── Data supplied

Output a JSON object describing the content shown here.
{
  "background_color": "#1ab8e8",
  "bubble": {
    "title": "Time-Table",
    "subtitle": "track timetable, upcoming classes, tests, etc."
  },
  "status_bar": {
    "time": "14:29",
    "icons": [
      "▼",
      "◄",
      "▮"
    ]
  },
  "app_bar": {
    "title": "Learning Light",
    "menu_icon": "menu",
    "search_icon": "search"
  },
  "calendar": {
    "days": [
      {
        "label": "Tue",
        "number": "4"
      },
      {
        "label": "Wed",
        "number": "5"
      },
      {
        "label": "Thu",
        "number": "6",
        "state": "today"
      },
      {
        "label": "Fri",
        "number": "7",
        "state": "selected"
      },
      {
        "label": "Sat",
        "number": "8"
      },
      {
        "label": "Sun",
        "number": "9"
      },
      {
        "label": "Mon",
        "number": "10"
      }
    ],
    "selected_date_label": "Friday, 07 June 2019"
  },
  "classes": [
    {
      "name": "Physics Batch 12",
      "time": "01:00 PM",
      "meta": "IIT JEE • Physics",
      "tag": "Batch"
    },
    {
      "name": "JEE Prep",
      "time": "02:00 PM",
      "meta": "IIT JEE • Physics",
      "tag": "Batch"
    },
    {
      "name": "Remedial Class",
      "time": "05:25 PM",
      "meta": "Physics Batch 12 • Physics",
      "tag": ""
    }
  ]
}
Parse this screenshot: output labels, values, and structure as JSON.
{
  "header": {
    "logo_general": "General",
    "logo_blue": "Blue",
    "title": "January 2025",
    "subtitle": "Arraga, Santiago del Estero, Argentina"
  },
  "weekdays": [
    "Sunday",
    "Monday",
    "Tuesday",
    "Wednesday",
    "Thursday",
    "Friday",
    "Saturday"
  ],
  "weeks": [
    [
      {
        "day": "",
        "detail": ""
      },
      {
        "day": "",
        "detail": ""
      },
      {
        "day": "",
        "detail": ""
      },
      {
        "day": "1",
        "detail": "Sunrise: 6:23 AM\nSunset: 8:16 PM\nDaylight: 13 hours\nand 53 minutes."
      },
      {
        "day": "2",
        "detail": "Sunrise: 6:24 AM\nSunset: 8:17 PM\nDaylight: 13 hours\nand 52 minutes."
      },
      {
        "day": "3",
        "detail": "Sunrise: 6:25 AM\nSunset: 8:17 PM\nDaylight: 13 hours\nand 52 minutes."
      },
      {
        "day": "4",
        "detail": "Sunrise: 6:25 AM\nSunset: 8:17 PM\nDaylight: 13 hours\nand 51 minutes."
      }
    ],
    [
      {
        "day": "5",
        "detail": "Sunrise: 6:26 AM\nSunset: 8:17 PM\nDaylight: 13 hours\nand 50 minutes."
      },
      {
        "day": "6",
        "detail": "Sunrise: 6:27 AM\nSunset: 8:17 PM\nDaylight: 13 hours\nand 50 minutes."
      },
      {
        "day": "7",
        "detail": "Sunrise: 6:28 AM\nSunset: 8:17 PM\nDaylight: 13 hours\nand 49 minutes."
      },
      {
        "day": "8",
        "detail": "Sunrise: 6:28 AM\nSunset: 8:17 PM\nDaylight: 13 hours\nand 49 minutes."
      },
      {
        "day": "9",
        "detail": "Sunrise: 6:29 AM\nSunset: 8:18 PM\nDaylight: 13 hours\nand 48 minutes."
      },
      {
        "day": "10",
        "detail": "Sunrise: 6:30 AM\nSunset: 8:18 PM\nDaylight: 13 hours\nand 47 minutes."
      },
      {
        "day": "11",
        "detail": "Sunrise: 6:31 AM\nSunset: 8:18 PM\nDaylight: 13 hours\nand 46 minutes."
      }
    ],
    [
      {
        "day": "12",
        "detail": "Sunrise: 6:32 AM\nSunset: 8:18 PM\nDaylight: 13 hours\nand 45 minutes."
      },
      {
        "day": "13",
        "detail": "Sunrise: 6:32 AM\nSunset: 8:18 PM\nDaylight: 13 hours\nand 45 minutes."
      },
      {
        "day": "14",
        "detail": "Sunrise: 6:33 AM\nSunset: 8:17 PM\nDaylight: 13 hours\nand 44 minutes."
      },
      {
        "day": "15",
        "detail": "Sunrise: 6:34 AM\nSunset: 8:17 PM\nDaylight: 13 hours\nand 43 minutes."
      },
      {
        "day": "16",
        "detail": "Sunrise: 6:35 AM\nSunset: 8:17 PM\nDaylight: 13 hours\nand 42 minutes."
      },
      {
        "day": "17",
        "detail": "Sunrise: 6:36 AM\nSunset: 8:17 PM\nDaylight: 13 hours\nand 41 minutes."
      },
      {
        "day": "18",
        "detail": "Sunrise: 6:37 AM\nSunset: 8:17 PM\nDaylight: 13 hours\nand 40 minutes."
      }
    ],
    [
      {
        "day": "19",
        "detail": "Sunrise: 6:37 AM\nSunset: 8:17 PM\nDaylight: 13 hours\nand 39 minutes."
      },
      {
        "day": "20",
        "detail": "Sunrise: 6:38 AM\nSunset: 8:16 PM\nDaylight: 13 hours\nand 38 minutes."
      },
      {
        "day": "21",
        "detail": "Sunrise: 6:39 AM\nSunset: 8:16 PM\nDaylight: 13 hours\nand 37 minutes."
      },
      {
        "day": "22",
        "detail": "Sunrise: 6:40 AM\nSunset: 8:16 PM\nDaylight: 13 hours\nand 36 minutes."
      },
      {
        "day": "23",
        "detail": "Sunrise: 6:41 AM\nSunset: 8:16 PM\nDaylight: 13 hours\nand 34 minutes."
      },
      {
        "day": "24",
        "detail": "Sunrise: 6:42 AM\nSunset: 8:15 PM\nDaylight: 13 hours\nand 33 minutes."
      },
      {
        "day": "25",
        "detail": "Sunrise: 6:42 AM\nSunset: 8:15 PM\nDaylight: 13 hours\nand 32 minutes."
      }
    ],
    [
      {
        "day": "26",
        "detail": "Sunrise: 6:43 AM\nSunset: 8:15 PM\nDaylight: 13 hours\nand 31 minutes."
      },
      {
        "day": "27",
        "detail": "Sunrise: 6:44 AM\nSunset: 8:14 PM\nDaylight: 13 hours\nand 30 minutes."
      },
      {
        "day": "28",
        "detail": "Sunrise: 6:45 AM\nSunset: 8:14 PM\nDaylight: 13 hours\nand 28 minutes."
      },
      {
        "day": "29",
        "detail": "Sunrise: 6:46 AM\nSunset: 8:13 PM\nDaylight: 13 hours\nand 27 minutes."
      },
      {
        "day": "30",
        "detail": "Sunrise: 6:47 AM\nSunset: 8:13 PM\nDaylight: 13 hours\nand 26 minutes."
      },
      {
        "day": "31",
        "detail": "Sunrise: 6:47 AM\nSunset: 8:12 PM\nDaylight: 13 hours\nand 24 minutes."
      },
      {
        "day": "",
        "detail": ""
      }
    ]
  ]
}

────

- **Task requirements**
What count of lines in the listing contain the word "subtitle"? Reply with the number only.

- **Task output**
2